WHAT THE TASK ASKS:
Print out every record exactly as it appears.

# # #

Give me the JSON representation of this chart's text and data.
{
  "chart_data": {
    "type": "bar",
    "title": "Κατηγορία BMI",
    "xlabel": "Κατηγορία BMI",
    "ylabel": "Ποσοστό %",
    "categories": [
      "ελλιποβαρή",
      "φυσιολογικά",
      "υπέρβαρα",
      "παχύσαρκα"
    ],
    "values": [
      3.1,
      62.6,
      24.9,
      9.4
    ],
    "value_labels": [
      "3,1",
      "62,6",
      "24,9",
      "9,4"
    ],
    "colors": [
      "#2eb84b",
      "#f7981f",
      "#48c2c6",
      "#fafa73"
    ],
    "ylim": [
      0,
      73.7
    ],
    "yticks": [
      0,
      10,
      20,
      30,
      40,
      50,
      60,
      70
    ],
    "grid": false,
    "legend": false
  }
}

# # #

OUTPUT:
Give me the JSON representation of this chart's text and data.
{
  "chart_data": {
    "type": "bar",
    "title": "Κατηγορία BMI",
    "xlabel": "Κατηγορία BMI",
    "ylabel": "Ποσοστό %",
    "categories": [
      "ελλιποβαρή",
      "φυσιολογικά",
      "υπέρβαρα",
      "παχύσαρκα"
    ],
    "values": [
      3.1,
      62.6,
      24.9,
      9.4
    ],
    "value_labels": [
      "3,1",
      "62,6",
      "24,9",
      "9,4"
    ],
    "colors": [
      "#2eb84b",
      "#f7981f",
      "#48c2c6",
      "#fafa73"
    ],
    "ylim": [
      0,
      73.7
    ],
    "yticks": [
      0,
      10,
      20,
      30,
      40,
      50,
      60,
      70
    ],
    "grid": false,
    "legend": false
  }
}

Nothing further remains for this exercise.